── RECORDS FOR THIS EXERCISE ──

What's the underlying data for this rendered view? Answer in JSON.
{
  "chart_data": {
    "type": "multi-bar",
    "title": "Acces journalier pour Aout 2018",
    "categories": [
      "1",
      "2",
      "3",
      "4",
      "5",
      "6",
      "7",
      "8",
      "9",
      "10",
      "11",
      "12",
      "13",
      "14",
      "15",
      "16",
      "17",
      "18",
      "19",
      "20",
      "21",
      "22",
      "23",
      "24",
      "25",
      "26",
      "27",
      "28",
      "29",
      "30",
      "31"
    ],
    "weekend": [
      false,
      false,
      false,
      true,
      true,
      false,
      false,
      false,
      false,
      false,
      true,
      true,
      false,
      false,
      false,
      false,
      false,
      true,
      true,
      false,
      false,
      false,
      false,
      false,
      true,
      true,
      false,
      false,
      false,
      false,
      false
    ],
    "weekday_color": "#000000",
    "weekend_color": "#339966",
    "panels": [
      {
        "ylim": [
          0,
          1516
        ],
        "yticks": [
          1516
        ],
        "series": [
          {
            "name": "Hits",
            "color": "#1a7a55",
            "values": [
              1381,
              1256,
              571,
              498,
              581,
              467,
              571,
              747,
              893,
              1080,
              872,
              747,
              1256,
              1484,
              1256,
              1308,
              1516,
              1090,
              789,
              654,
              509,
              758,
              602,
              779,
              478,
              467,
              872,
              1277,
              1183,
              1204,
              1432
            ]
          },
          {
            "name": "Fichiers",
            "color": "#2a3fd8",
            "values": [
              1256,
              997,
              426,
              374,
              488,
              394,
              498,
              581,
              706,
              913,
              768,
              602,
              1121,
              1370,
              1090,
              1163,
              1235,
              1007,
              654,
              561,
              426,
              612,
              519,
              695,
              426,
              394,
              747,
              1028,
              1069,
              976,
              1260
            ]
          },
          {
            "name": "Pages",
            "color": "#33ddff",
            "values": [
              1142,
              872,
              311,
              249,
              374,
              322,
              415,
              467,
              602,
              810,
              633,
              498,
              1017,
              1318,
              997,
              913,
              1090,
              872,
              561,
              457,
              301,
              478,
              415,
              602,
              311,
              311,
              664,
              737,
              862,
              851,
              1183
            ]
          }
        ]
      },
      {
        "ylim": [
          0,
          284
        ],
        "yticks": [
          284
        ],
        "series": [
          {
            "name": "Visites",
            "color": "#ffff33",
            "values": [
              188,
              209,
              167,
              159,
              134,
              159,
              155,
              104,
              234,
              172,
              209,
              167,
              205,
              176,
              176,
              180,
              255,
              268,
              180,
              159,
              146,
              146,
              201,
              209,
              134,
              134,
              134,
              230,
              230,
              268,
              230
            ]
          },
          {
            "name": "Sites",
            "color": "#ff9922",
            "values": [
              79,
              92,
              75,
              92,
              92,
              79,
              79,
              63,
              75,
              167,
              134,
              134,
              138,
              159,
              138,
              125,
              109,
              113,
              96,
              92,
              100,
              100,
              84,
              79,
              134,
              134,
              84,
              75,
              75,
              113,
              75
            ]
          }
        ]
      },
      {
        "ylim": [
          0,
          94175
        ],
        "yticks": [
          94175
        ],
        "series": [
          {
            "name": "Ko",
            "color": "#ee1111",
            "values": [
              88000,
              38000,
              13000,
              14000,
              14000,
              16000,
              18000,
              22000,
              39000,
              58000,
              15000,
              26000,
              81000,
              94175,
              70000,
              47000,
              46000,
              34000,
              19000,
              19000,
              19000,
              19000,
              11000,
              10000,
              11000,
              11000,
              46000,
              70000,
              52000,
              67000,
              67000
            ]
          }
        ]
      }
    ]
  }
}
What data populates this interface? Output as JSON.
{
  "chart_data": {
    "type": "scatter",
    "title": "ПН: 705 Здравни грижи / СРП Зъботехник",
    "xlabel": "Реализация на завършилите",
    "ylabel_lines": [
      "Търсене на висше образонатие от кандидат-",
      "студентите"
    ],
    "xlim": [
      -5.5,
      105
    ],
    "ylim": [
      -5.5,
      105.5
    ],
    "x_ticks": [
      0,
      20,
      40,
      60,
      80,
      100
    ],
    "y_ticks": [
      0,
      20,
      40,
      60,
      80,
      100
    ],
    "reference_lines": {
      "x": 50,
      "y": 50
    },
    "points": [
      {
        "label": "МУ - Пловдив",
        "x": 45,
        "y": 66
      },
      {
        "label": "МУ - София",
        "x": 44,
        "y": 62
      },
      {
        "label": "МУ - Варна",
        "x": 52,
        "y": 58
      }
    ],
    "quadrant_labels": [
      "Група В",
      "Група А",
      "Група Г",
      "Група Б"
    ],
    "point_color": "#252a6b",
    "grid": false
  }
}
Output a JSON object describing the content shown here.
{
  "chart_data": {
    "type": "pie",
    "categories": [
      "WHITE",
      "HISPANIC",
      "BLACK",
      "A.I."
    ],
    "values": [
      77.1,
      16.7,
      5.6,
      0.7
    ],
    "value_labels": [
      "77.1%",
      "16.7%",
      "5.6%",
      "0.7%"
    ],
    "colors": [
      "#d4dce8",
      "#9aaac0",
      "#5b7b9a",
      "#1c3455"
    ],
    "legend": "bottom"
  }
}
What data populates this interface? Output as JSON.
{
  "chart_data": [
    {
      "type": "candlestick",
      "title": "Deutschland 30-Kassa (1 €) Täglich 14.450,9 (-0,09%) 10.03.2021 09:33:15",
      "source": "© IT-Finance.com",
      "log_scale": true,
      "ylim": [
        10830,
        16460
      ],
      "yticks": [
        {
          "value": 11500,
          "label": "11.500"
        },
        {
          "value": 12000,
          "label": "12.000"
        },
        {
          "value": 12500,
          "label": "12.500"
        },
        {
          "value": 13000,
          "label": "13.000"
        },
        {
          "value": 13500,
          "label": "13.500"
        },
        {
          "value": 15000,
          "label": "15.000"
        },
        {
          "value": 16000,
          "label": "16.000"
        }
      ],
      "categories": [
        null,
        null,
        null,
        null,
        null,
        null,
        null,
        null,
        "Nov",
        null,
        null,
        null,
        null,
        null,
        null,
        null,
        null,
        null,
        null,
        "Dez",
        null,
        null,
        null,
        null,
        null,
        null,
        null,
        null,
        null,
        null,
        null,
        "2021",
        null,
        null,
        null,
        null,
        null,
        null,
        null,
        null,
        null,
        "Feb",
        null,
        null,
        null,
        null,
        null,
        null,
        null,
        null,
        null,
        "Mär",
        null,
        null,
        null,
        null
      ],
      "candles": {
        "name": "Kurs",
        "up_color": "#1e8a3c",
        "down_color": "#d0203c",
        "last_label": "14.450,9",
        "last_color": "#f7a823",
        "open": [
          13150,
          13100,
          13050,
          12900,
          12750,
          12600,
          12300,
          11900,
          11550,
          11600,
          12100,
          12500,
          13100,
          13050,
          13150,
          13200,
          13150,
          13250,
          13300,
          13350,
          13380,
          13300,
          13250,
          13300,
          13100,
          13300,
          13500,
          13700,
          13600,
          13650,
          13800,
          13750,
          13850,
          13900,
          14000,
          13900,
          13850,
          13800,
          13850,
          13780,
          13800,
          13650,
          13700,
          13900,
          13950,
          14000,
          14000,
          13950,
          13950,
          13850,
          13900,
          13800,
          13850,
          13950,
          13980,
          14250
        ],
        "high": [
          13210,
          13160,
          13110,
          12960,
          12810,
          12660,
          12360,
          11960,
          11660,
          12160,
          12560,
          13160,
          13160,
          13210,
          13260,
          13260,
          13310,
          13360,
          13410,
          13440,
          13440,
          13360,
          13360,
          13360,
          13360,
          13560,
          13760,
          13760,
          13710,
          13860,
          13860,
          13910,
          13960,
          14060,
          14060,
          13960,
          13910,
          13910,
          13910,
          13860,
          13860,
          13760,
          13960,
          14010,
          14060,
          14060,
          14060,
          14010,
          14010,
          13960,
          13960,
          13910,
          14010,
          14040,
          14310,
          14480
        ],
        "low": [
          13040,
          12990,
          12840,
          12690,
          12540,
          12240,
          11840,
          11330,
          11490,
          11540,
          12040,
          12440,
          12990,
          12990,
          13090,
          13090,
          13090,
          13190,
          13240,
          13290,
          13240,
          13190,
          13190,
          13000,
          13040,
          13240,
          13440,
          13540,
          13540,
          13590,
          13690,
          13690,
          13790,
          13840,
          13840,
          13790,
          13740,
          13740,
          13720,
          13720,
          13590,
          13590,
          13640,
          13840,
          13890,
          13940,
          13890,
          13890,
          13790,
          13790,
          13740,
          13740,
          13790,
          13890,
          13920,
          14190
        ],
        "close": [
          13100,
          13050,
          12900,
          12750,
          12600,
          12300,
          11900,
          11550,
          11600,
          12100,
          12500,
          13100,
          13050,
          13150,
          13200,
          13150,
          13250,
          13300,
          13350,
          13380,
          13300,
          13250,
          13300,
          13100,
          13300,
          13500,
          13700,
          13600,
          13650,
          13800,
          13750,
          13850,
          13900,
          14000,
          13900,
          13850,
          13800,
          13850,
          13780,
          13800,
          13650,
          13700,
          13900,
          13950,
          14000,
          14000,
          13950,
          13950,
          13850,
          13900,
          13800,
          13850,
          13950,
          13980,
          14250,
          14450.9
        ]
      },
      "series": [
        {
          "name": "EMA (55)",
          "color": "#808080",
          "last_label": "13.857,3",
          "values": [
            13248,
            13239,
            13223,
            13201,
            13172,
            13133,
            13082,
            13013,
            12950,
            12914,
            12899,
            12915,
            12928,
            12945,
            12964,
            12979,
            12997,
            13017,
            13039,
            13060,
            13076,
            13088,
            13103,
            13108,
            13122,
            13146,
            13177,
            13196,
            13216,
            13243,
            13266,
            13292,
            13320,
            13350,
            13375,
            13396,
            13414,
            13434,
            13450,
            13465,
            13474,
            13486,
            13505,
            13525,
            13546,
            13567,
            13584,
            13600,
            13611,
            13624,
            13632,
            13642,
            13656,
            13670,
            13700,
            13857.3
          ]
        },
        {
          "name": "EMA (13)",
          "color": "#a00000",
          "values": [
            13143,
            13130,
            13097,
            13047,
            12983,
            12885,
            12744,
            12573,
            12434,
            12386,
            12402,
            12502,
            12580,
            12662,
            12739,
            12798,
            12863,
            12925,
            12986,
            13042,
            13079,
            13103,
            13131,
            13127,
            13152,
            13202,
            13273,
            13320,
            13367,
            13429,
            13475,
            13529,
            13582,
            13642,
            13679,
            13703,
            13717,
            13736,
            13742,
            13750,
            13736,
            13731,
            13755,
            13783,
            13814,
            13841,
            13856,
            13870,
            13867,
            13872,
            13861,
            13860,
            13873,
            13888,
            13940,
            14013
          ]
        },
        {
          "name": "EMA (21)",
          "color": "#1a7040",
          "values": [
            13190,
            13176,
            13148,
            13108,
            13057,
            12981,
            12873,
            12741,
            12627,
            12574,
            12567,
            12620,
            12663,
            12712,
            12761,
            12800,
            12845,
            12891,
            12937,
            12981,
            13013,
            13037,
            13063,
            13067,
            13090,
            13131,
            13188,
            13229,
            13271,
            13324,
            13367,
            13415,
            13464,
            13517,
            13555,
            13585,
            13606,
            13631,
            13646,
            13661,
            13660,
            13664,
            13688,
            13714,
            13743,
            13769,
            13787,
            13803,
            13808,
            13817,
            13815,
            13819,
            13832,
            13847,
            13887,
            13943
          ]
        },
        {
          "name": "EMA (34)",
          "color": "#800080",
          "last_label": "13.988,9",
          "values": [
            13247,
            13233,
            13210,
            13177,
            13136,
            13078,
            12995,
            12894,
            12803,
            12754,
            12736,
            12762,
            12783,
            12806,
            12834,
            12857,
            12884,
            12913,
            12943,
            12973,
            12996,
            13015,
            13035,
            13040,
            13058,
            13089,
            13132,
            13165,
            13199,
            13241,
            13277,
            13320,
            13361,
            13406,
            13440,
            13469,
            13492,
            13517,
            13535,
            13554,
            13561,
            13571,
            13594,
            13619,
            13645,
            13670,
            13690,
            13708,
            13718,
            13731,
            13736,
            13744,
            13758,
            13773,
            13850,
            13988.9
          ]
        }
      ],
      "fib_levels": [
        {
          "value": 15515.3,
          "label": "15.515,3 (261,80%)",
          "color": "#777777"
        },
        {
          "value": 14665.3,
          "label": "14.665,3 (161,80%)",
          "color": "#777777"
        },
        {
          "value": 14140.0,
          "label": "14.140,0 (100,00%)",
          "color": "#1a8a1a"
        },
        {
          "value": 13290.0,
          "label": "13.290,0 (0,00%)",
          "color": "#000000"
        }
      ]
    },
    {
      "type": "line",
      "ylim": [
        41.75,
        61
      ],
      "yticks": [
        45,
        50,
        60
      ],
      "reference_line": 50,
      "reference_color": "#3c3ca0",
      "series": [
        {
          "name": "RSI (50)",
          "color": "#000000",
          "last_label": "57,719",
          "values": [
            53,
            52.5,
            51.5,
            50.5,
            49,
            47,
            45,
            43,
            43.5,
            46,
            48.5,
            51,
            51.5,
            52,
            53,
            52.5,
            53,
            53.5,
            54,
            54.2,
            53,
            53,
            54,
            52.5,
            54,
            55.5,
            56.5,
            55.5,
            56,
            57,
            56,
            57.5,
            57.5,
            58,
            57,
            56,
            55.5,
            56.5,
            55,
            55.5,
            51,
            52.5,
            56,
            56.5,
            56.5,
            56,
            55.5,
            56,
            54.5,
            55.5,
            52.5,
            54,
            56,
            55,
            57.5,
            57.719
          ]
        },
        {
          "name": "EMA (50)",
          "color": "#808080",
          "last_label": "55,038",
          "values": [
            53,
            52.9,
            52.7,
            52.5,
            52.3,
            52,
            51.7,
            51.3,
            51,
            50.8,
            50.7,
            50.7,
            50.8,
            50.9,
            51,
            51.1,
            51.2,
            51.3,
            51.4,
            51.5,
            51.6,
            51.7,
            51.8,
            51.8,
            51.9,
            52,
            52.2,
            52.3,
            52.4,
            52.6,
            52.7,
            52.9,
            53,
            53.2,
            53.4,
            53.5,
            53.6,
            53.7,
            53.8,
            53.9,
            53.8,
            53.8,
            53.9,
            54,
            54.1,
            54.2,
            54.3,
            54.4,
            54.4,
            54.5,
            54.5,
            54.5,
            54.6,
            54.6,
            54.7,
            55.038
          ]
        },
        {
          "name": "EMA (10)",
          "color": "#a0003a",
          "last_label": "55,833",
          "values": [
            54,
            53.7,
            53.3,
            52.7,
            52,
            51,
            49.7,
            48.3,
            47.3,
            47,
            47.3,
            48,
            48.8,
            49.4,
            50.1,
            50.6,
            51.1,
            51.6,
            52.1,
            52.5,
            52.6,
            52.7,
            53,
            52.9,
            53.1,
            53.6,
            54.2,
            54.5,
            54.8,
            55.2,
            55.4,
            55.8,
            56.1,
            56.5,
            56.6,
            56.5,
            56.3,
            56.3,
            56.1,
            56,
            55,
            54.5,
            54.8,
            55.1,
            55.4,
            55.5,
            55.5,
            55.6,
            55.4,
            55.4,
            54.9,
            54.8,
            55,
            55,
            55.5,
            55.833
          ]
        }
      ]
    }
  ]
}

───

• **AIM OF THE EXERCISE**:
Pick out the lines that include the word "JSON" and write them out.

• **ANSWER FOR THIS EXERCISE**:
What's the underlying data for this rendered view? Answer in JSON.
What data populates this interface? Output as JSON.
Output a JSON object describing the content shown here.
What data populates this interface? Output as JSON.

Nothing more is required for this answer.